Copy each line in which the string "JSON" occurs.

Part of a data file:

###

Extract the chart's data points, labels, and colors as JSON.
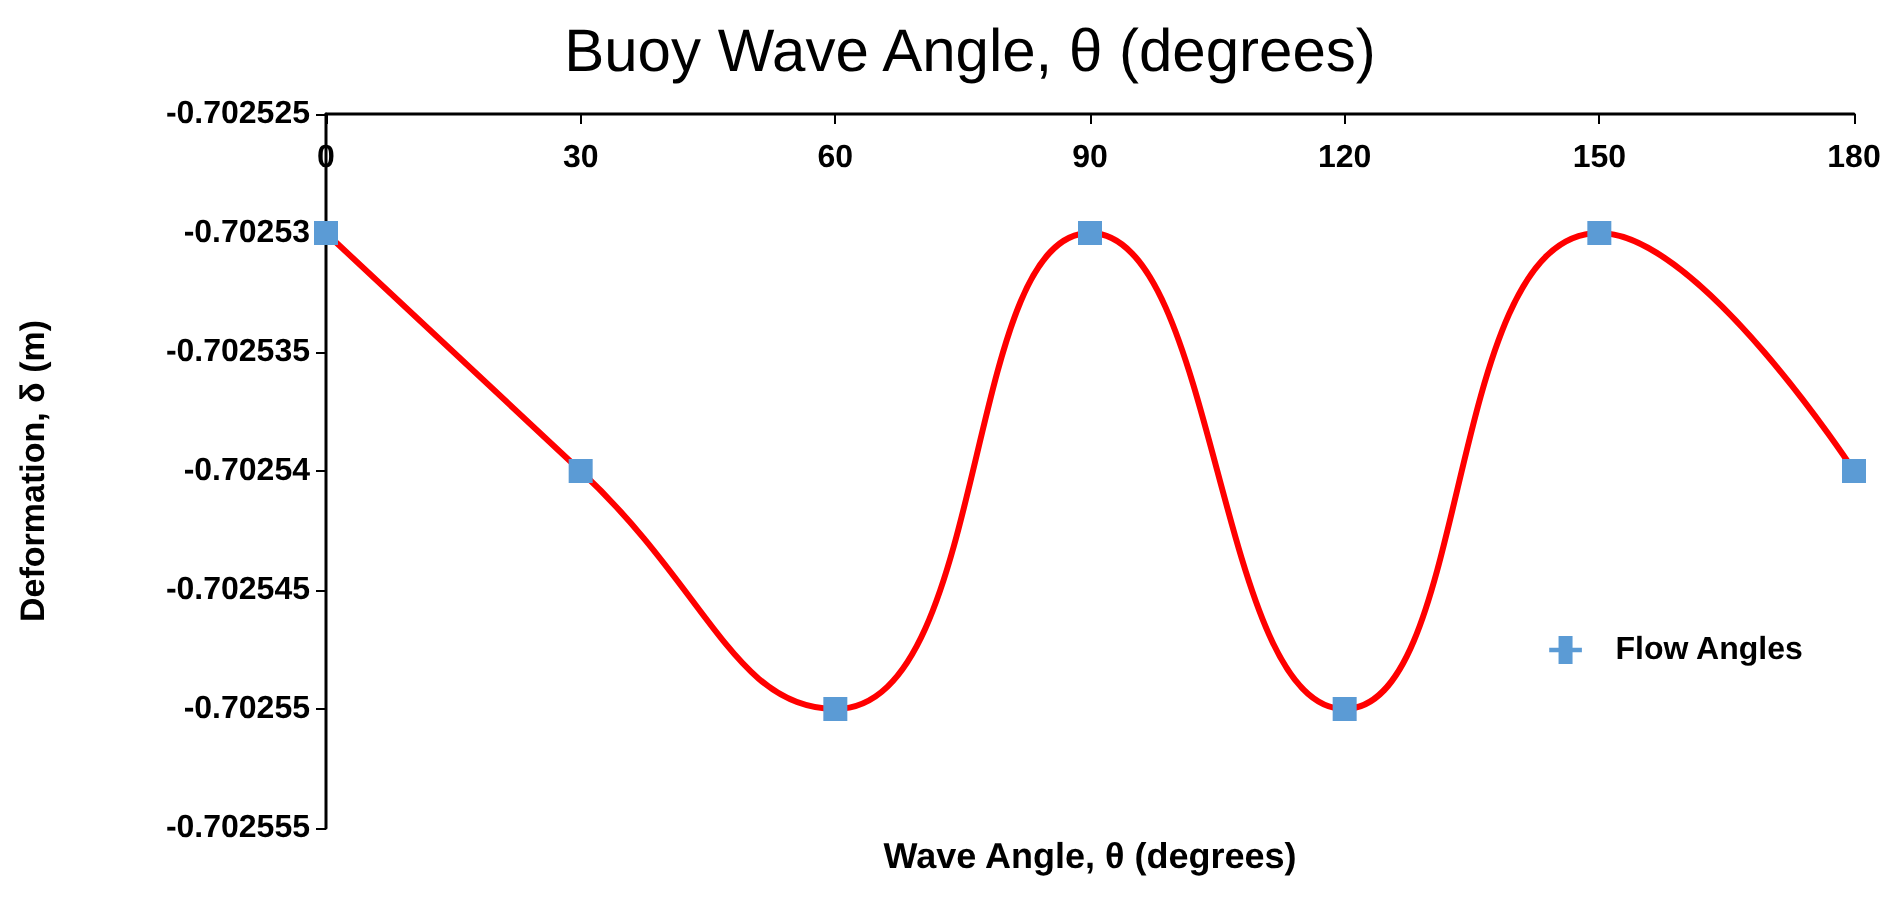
{
  "chart_data": {
    "type": "line",
    "title": "Buoy Wave Angle, θ (degrees)",
    "xlabel": "Wave Angle, θ (degrees)",
    "ylabel": "Deformation, δ (m)",
    "x": [
      0,
      30,
      60,
      90,
      120,
      150,
      180
    ],
    "series": [
      {
        "name": "Flow Angles",
        "color": "#ff0000",
        "colors": [
          "#5b9bd5",
          "#5b9bd5",
          "#5b9bd5",
          "#5b9bd5",
          "#5b9bd5",
          "#5b9bd5",
          "#5b9bd5"
        ],
        "values": [
          -0.70253,
          -0.70254,
          -0.70255,
          -0.70253,
          -0.70255,
          -0.70253,
          -0.70254
        ]
      }
    ],
    "xlim": [
      0,
      180
    ],
    "xticks": [
      0,
      30,
      60,
      90,
      120,
      150,
      180
    ],
    "ylim": [
      -0.702555,
      -0.702525
    ],
    "yticks": [
      -0.702555,
      -0.70255,
      -0.702545,
      -0.70254,
      -0.702535,
      -0.70253,
      -0.702525
    ],
    "grid": false,
    "legend": "right",
    "marker": "square",
    "line_style": "solid"
  }
}
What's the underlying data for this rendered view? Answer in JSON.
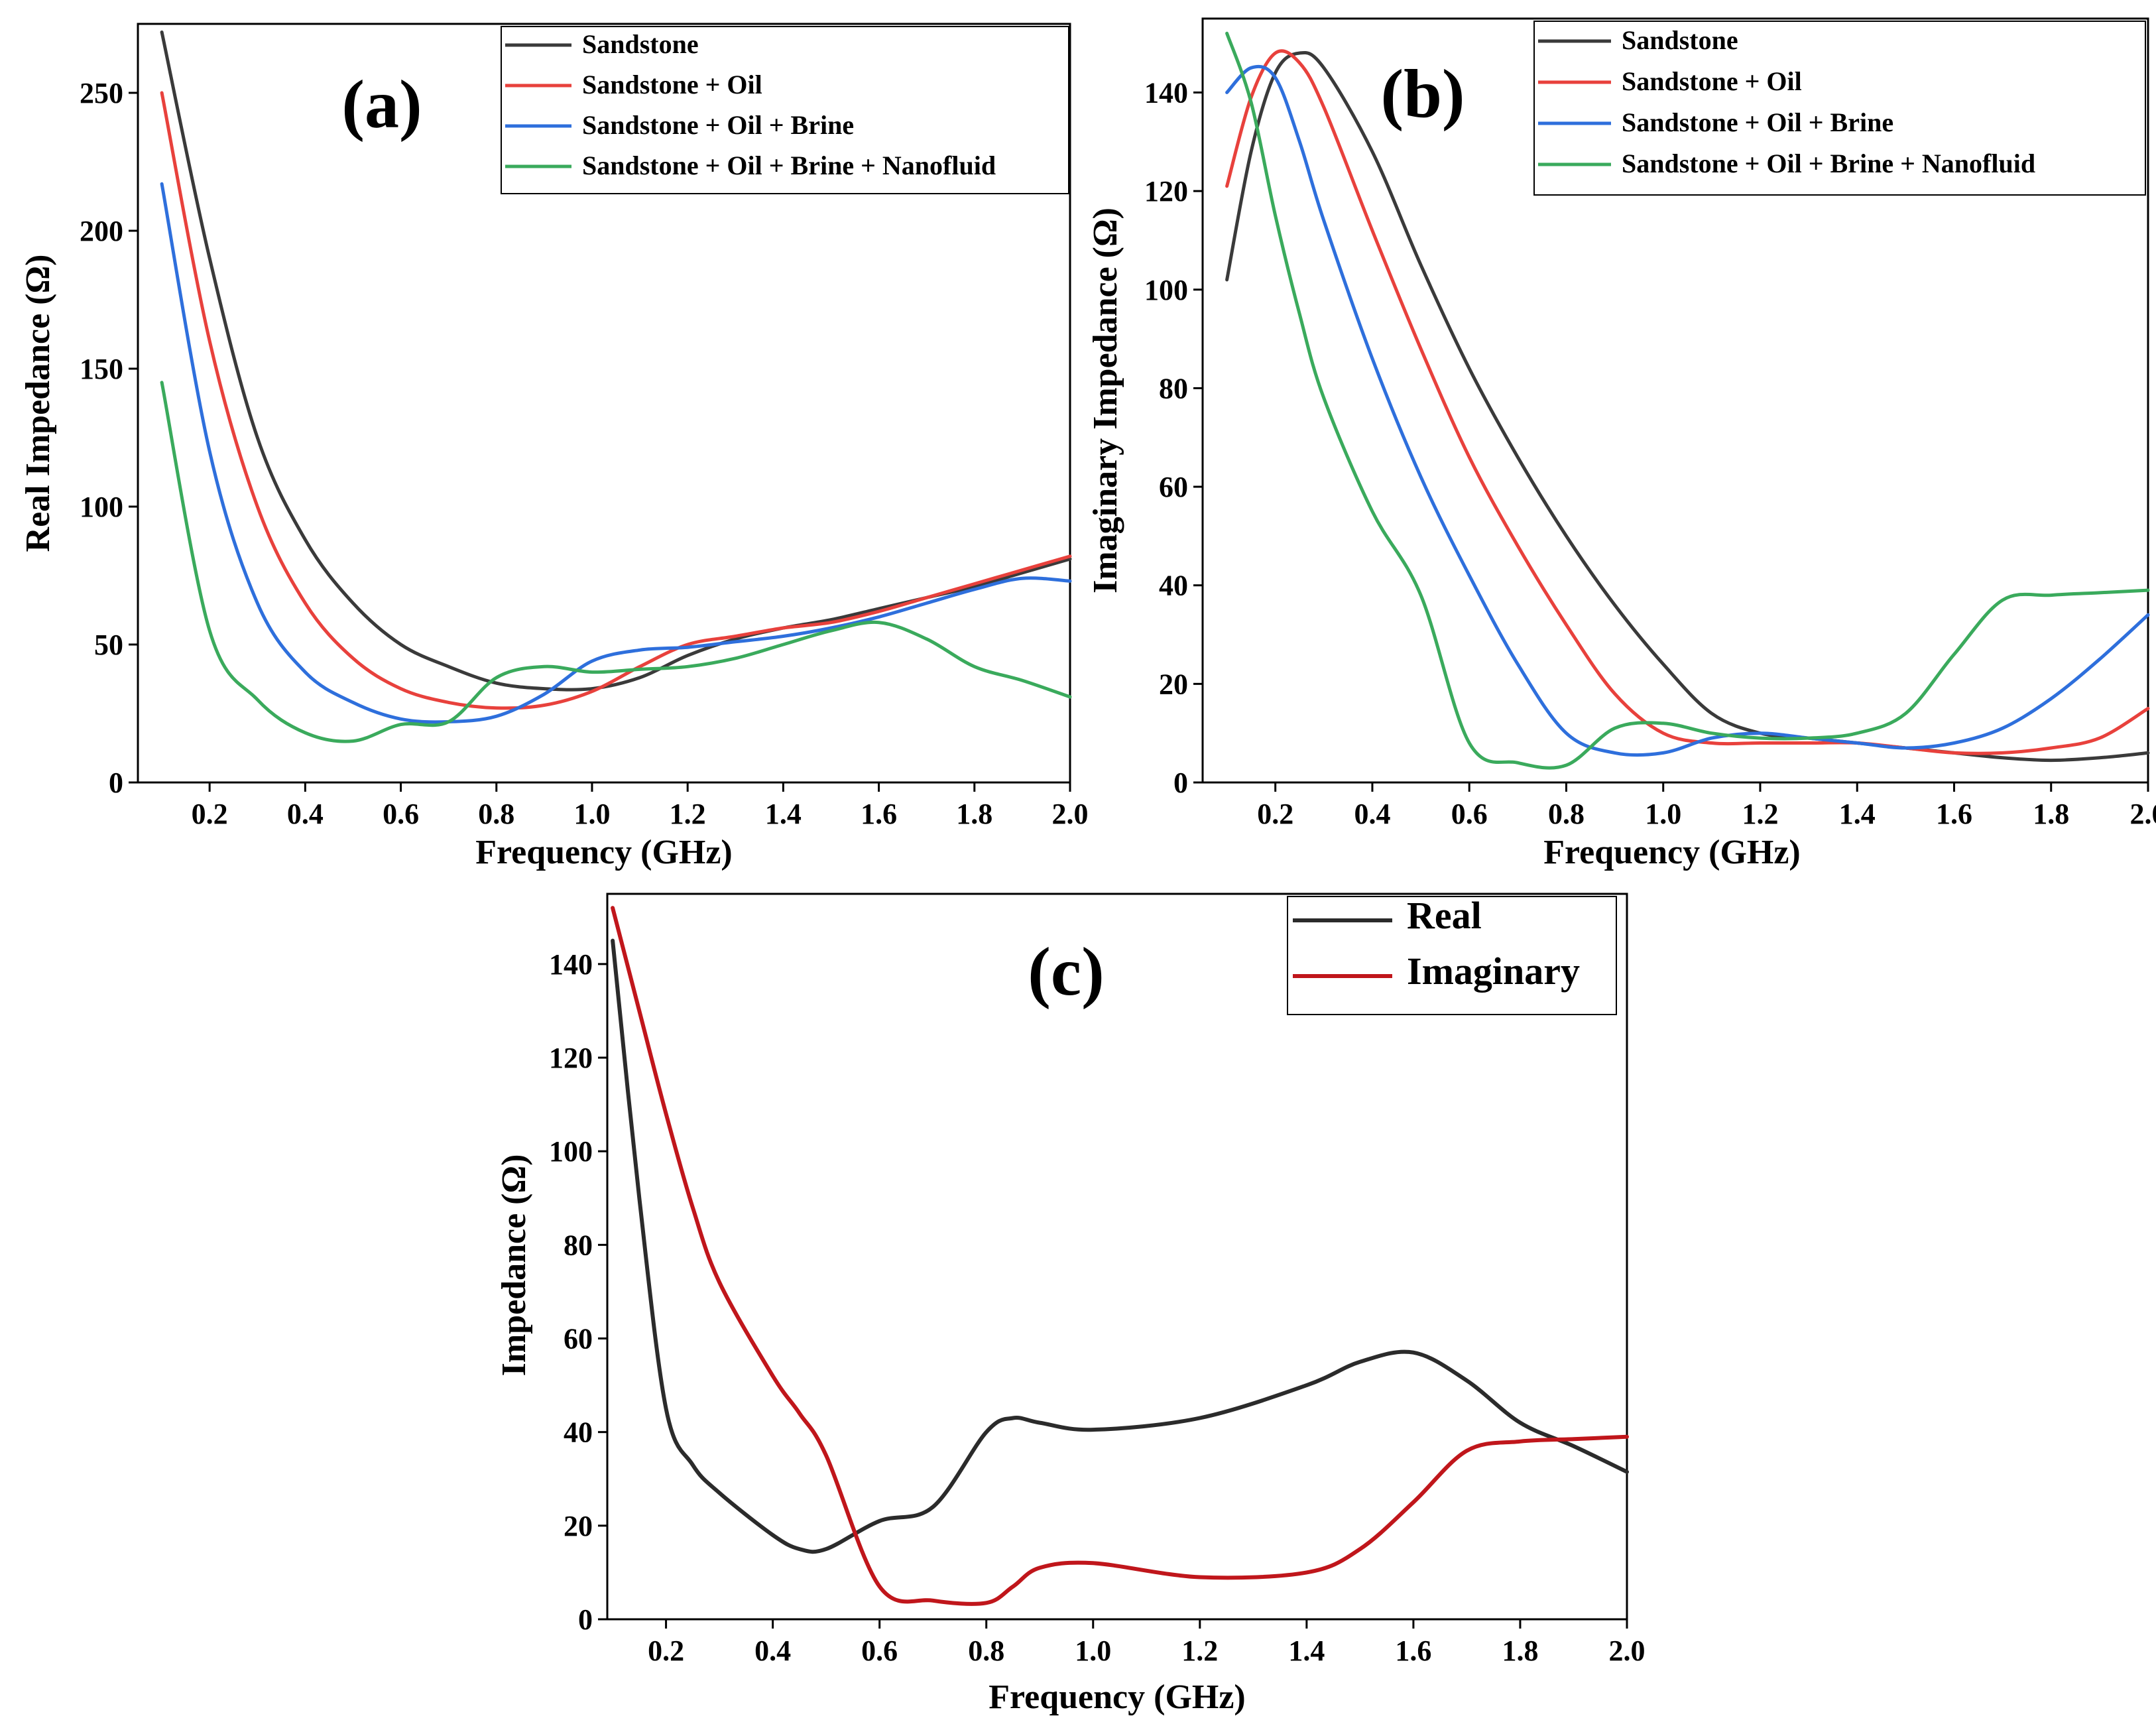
{
  "figure": {
    "panels": [
      "a",
      "b",
      "c"
    ]
  },
  "chart_data": [
    {
      "id": "a",
      "type": "line",
      "panel_label": "(a)",
      "title": "",
      "xlabel": "Frequency (GHz)",
      "ylabel": "Real Impedance (Ω)",
      "xlim": [
        0.05,
        2.0
      ],
      "ylim": [
        0,
        275
      ],
      "xticks": [
        0.2,
        0.4,
        0.6,
        0.8,
        1.0,
        1.2,
        1.4,
        1.6,
        1.8,
        2.0
      ],
      "xtick_labels": [
        "0.2",
        "0.4",
        "0.6",
        "0.8",
        "1.0",
        "1.2",
        "1.4",
        "1.6",
        "1.8",
        "2.0"
      ],
      "yticks": [
        0,
        50,
        100,
        150,
        200,
        250
      ],
      "ytick_labels": [
        "0",
        "50",
        "100",
        "150",
        "200",
        "250"
      ],
      "grid": false,
      "legend_position": "top-right",
      "x": [
        0.1,
        0.2,
        0.3,
        0.4,
        0.5,
        0.6,
        0.7,
        0.8,
        0.9,
        1.0,
        1.1,
        1.2,
        1.3,
        1.4,
        1.5,
        1.6,
        1.7,
        1.8,
        1.9,
        2.0
      ],
      "series": [
        {
          "name": "Sandstone",
          "color": "#3a3a3a",
          "values": [
            272,
            190,
            125,
            88,
            65,
            50,
            42,
            36,
            34,
            34,
            38,
            46,
            52,
            56,
            59,
            63,
            67,
            71,
            76,
            81
          ]
        },
        {
          "name": "Sandstone + Oil",
          "color": "#e8413c",
          "values": [
            250,
            160,
            100,
            65,
            45,
            34,
            29,
            27,
            28,
            33,
            42,
            50,
            53,
            56,
            58,
            62,
            67,
            72,
            77,
            82
          ]
        },
        {
          "name": "Sandstone + Oil + Brine",
          "color": "#2e6fdc",
          "values": [
            217,
            120,
            65,
            40,
            29,
            23,
            22,
            24,
            32,
            44,
            48,
            49,
            51,
            53,
            56,
            60,
            65,
            70,
            74,
            73
          ]
        },
        {
          "name": "Sandstone + Oil + Brine + Nanofluid",
          "color": "#3aaa5c",
          "values": [
            145,
            55,
            30,
            18,
            15,
            21,
            22,
            38,
            42,
            40,
            41,
            42,
            45,
            50,
            55,
            58,
            52,
            42,
            37,
            31
          ]
        }
      ]
    },
    {
      "id": "b",
      "type": "line",
      "panel_label": "(b)",
      "title": "",
      "xlabel": "Frequency (GHz)",
      "ylabel": "Imaginary Impedance (Ω)",
      "xlim": [
        0.05,
        2.0
      ],
      "ylim": [
        0,
        155
      ],
      "xticks": [
        0.2,
        0.4,
        0.6,
        0.8,
        1.0,
        1.2,
        1.4,
        1.6,
        1.8,
        2.0
      ],
      "xtick_labels": [
        "0.2",
        "0.4",
        "0.6",
        "0.8",
        "1.0",
        "1.2",
        "1.4",
        "1.6",
        "1.8",
        "2.0"
      ],
      "yticks": [
        0,
        20,
        40,
        60,
        80,
        100,
        120,
        140
      ],
      "ytick_labels": [
        "0",
        "20",
        "40",
        "60",
        "80",
        "100",
        "120",
        "140"
      ],
      "grid": false,
      "legend_position": "top-right",
      "x": [
        0.1,
        0.15,
        0.2,
        0.25,
        0.3,
        0.4,
        0.5,
        0.6,
        0.7,
        0.8,
        0.9,
        1.0,
        1.1,
        1.2,
        1.3,
        1.4,
        1.5,
        1.6,
        1.7,
        1.8,
        1.9,
        2.0
      ],
      "series": [
        {
          "name": "Sandstone",
          "color": "#3a3a3a",
          "values": [
            102,
            128,
            144,
            148,
            145,
            128,
            105,
            84,
            66,
            50,
            36,
            24,
            14,
            10,
            9,
            8,
            7,
            6,
            5,
            4.5,
            5,
            6
          ]
        },
        {
          "name": "Sandstone + Oil",
          "color": "#e8413c",
          "values": [
            121,
            139,
            148,
            146,
            137,
            112,
            88,
            66,
            48,
            32,
            18,
            10,
            8,
            8,
            8,
            8,
            7,
            6,
            6,
            7,
            9,
            15
          ]
        },
        {
          "name": "Sandstone + Oil + Brine",
          "color": "#2e6fdc",
          "values": [
            140,
            145,
            143,
            130,
            114,
            86,
            62,
            42,
            24,
            10,
            6,
            6,
            9,
            10,
            9,
            8,
            7,
            8,
            11,
            17,
            25,
            34
          ]
        },
        {
          "name": "Sandstone + Oil + Brine + Nanofluid",
          "color": "#3aaa5c",
          "values": [
            152,
            138,
            115,
            95,
            78,
            55,
            38,
            8,
            4,
            3.5,
            11,
            12,
            10,
            9,
            9,
            10,
            14,
            26,
            37,
            38,
            38.5,
            39
          ]
        }
      ]
    },
    {
      "id": "c",
      "type": "line",
      "panel_label": "(c)",
      "title": "",
      "xlabel": "Frequency (GHz)",
      "ylabel": "Impedance (Ω)",
      "xlim": [
        0.09,
        2.0
      ],
      "ylim": [
        0,
        155
      ],
      "xticks": [
        0.2,
        0.4,
        0.6,
        0.8,
        1.0,
        1.2,
        1.4,
        1.6,
        1.8,
        2.0
      ],
      "xtick_labels": [
        "0.2",
        "0.4",
        "0.6",
        "0.8",
        "1.0",
        "1.2",
        "1.4",
        "1.6",
        "1.8",
        "2.0"
      ],
      "yticks": [
        0,
        20,
        40,
        60,
        80,
        100,
        120,
        140
      ],
      "ytick_labels": [
        "0",
        "20",
        "40",
        "60",
        "80",
        "100",
        "120",
        "140"
      ],
      "grid": false,
      "legend_position": "top-right",
      "x": [
        0.1,
        0.15,
        0.2,
        0.25,
        0.3,
        0.4,
        0.45,
        0.5,
        0.6,
        0.7,
        0.8,
        0.85,
        0.9,
        1.0,
        1.2,
        1.4,
        1.5,
        1.6,
        1.7,
        1.8,
        1.9,
        2.0
      ],
      "series": [
        {
          "name": "Real",
          "color": "#2b2b2b",
          "values": [
            145,
            90,
            45,
            33,
            27,
            18,
            15,
            15,
            21,
            24,
            40,
            43,
            42,
            40.5,
            43,
            50,
            55,
            57,
            51,
            42,
            37,
            31.5
          ]
        },
        {
          "name": "Imaginary",
          "color": "#c0161b",
          "values": [
            152,
            130,
            108,
            88,
            72,
            52,
            44,
            35,
            7,
            4,
            3.5,
            7,
            11,
            12,
            9,
            10,
            15,
            25,
            36,
            38,
            38.5,
            39
          ]
        }
      ]
    }
  ]
}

###

● **PROBLEM SOLUTION**:
Extract the chart's data points, labels, and colors as JSON.
What's the underlying data for this rendered view? Answer in JSON.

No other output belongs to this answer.